• Aim of the task
Set down the data below without change, skipping the pictures it holds.

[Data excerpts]
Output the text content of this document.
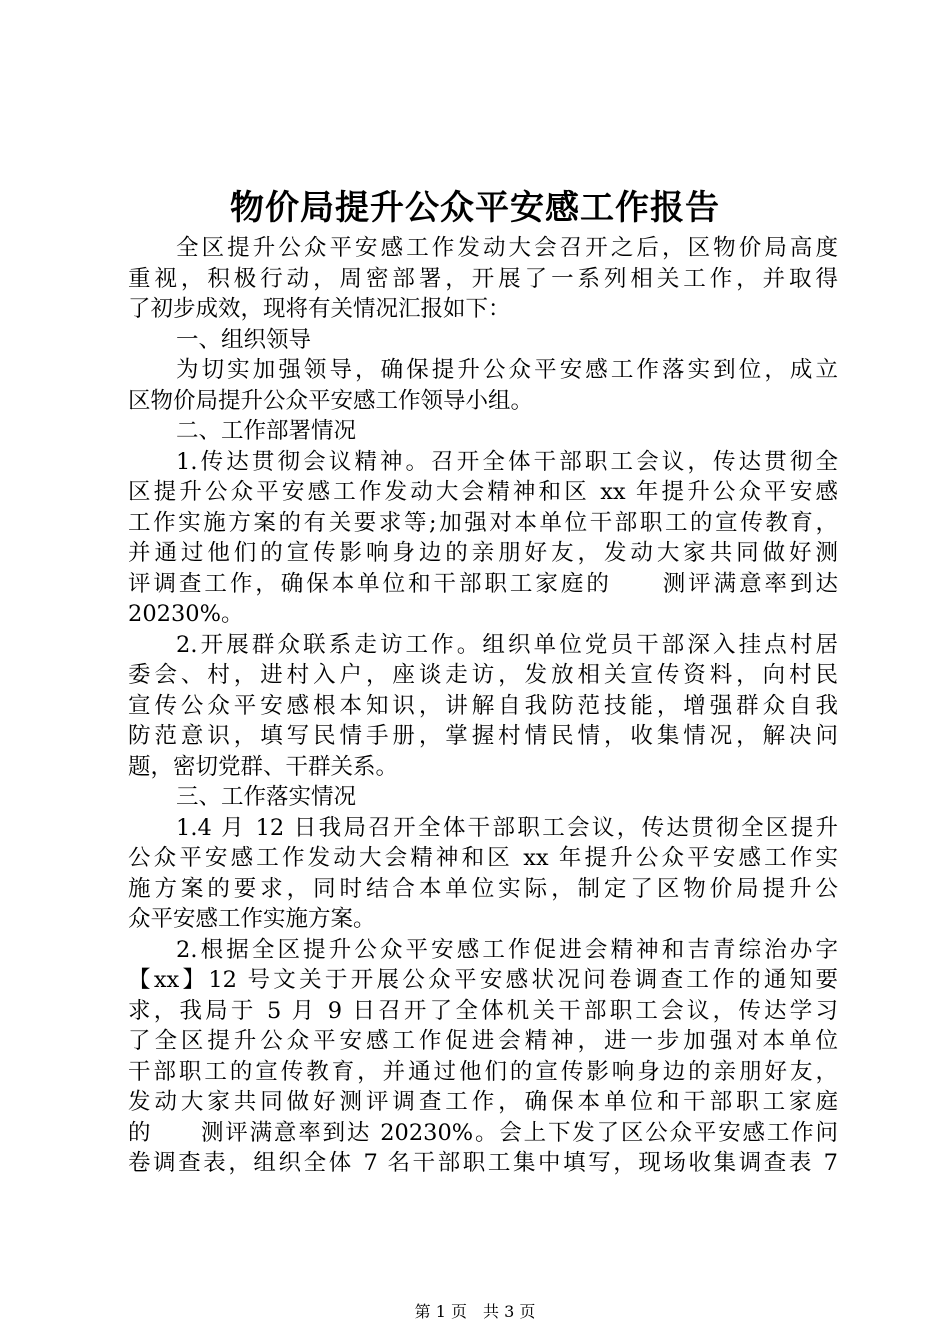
物价局提升公众平安感工作报告
全区提升公众平安感工作发动大会召开之后，区物价局高度
重视，积极行动，周密部署，开展了一系列相关工作，并取得
了初步成效，现将有关情况汇报如下：
一、组织领导
为切实加强领导，确保提升公众平安感工作落实到位，成立
区物价局提升公众平安感工作领导小组。
二、工作部署情况
1.传达贯彻会议精神。召开全体干部职工会议，传达贯彻全
区提升公众平安感工作发动大会精神和区 xx 年提升公众平安感
工作实施方案的有关要求等;加强对本单位干部职工的宣传教育，
并通过他们的宣传影响身边的亲朋好友，发动大家共同做好测
评调查工作，确保本单位和干部职工家庭的　　测评满意率到达
20230%。
2.开展群众联系走访工作。组织单位党员干部深入挂点村居
委会、村，进村入户，座谈走访，发放相关宣传资料，向村民
宣传公众平安感根本知识，讲解自我防范技能，增强群众自我
防范意识，填写民情手册，掌握村情民情，收集情况，解决问
题，密切党群、干群关系。
三、工作落实情况
1.4 月 12 日我局召开全体干部职工会议，传达贯彻全区提升
公众平安感工作发动大会精神和区 xx 年提升公众平安感工作实
施方案的要求，同时结合本单位实际，制定了区物价局提升公
众平安感工作实施方案。
2.根据全区提升公众平安感工作促进会精神和吉青综治办字
【xx】12 号文关于开展公众平安感状况问卷调查工作的通知要
求，我局于 5 月 9 日召开了全体机关干部职工会议，传达学习
了全区提升公众平安感工作促进会精神，进一步加强对本单位
干部职工的宣传教育，并通过他们的宣传影响身边的亲朋好友，
发动大家共同做好测评调查工作，确保本单位和干部职工家庭
的　　测评满意率到达 20230%。会上下发了区公众平安感工作问
卷调查表，组织全体 7 名干部职工集中填写，现场收集调查表 7
第 1 页　共 3 页
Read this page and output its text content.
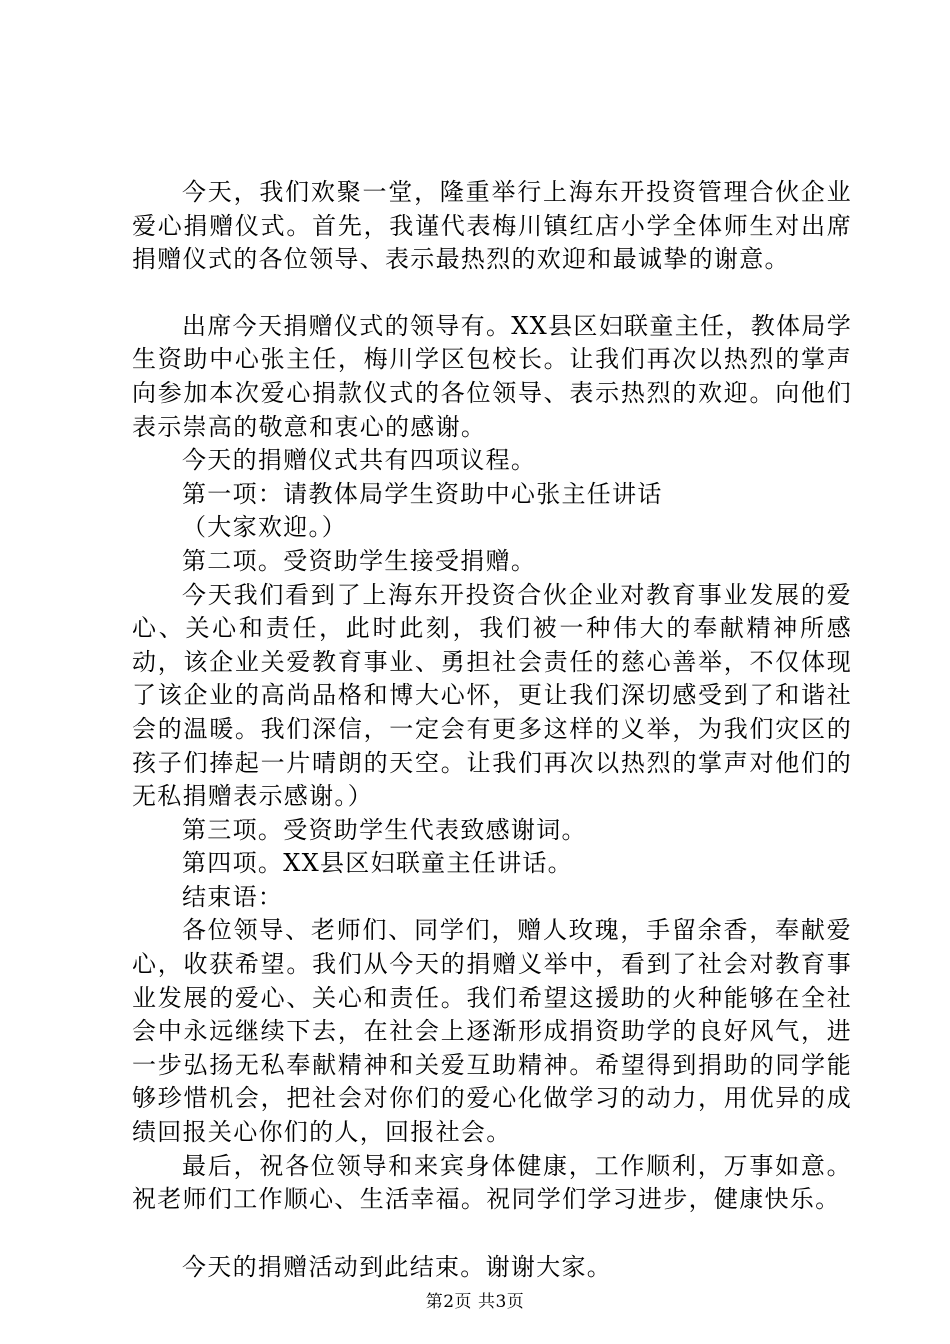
今天，我们欢聚一堂，隆重举行上海东开投资管理合伙企业爱心捐赠仪式。首先，我谨代表梅川镇红店小学全体师生对出席捐赠仪式的各位领导、表示最热烈的欢迎和最诚挚的谢意。

出席今天捐赠仪式的领导有。XX县区妇联童主任，教体局学生资助中心张主任，梅川学区包校长。让我们再次以热烈的掌声向参加本次爱心捐款仪式的各位领导、表示热烈的欢迎。向他们表示崇高的敬意和衷心的感谢。

今天的捐赠仪式共有四项议程。

第一项：请教体局学生资助中心张主任讲话

（大家欢迎。）

第二项。受资助学生接受捐赠。

今天我们看到了上海东开投资合伙企业对教育事业发展的爱心、关心和责任，此时此刻，我们被一种伟大的奉献精神所感动，该企业关爱教育事业、勇担社会责任的慈心善举，不仅体现了该企业的高尚品格和博大心怀，更让我们深切感受到了和谐社会的温暖。我们深信，一定会有更多这样的义举，为我们灾区的孩子们捧起一片晴朗的天空。让我们再次以热烈的掌声对他们的无私捐赠表示感谢。）

第三项。受资助学生代表致感谢词。

第四项。XX县区妇联童主任讲话。

结束语：

各位领导、老师们、同学们，赠人玫瑰，手留余香，奉献爱心，收获希望。我们从今天的捐赠义举中，看到了社会对教育事业发展的爱心、关心和责任。我们希望这援助的火种能够在全社会中永远继续下去，在社会上逐渐形成捐资助学的良好风气，进一步弘扬无私奉献精神和关爱互助精神。希望得到捐助的同学能够珍惜机会，把社会对你们的爱心化做学习的动力，用优异的成绩回报关心你们的人，回报社会。

最后，祝各位领导和来宾身体健康，工作顺利，万事如意。祝老师们工作顺心、生活幸福。祝同学们学习进步，健康快乐。

今天的捐赠活动到此结束。谢谢大家。

第2页 共3页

• Right answer
Output the text content of this document.
物价局提升公众平安感工作报告
全区提升公众平安感工作发动大会召开之后，区物价局高度
重视，积极行动，周密部署，开展了一系列相关工作，并取得
了初步成效，现将有关情况汇报如下：
一、组织领导
为切实加强领导，确保提升公众平安感工作落实到位，成立
区物价局提升公众平安感工作领导小组。
二、工作部署情况
1.传达贯彻会议精神。召开全体干部职工会议，传达贯彻全
区提升公众平安感工作发动大会精神和区 xx 年提升公众平安感
工作实施方案的有关要求等;加强对本单位干部职工的宣传教育，
并通过他们的宣传影响身边的亲朋好友，发动大家共同做好测
评调查工作，确保本单位和干部职工家庭的　　测评满意率到达
20230%。
2.开展群众联系走访工作。组织单位党员干部深入挂点村居
委会、村，进村入户，座谈走访，发放相关宣传资料，向村民
宣传公众平安感根本知识，讲解自我防范技能，增强群众自我
防范意识，填写民情手册，掌握村情民情，收集情况，解决问
题，密切党群、干群关系。
三、工作落实情况
1.4 月 12 日我局召开全体干部职工会议，传达贯彻全区提升
公众平安感工作发动大会精神和区 xx 年提升公众平安感工作实
施方案的要求，同时结合本单位实际，制定了区物价局提升公
众平安感工作实施方案。
2.根据全区提升公众平安感工作促进会精神和吉青综治办字
【xx】12 号文关于开展公众平安感状况问卷调查工作的通知要
求，我局于 5 月 9 日召开了全体机关干部职工会议，传达学习
了全区提升公众平安感工作促进会精神，进一步加强对本单位
干部职工的宣传教育，并通过他们的宣传影响身边的亲朋好友，
发动大家共同做好测评调查工作，确保本单位和干部职工家庭
的　　测评满意率到达 20230%。会上下发了区公众平安感工作问
卷调查表，组织全体 7 名干部职工集中填写，现场收集调查表 7
第 1 页　共 3 页
Read this page and output its text content.
今天，我们欢聚一堂，隆重举行上海东开投资管理合伙企业爱心捐赠仪式。首先，我谨代表梅川镇红店小学全体师生对出席捐赠仪式的各位领导、表示最热烈的欢迎和最诚挚的谢意。

出席今天捐赠仪式的领导有。XX县区妇联童主任，教体局学生资助中心张主任，梅川学区包校长。让我们再次以热烈的掌声向参加本次爱心捐款仪式的各位领导、表示热烈的欢迎。向他们表示崇高的敬意和衷心的感谢。

今天的捐赠仪式共有四项议程。

第一项：请教体局学生资助中心张主任讲话

（大家欢迎。）

第二项。受资助学生接受捐赠。

今天我们看到了上海东开投资合伙企业对教育事业发展的爱心、关心和责任，此时此刻，我们被一种伟大的奉献精神所感动，该企业关爱教育事业、勇担社会责任的慈心善举，不仅体现了该企业的高尚品格和博大心怀，更让我们深切感受到了和谐社会的温暖。我们深信，一定会有更多这样的义举，为我们灾区的孩子们捧起一片晴朗的天空。让我们再次以热烈的掌声对他们的无私捐赠表示感谢。）

第三项。受资助学生代表致感谢词。

第四项。XX县区妇联童主任讲话。

结束语：

各位领导、老师们、同学们，赠人玫瑰，手留余香，奉献爱心，收获希望。我们从今天的捐赠义举中，看到了社会对教育事业发展的爱心、关心和责任。我们希望这援助的火种能够在全社会中永远继续下去，在社会上逐渐形成捐资助学的良好风气，进一步弘扬无私奉献精神和关爱互助精神。希望得到捐助的同学能够珍惜机会，把社会对你们的爱心化做学习的动力，用优异的成绩回报关心你们的人，回报社会。

最后，祝各位领导和来宾身体健康，工作顺利，万事如意。祝老师们工作顺心、生活幸福。祝同学们学习进步，健康快乐。

今天的捐赠活动到此结束。谢谢大家。

第2页 共3页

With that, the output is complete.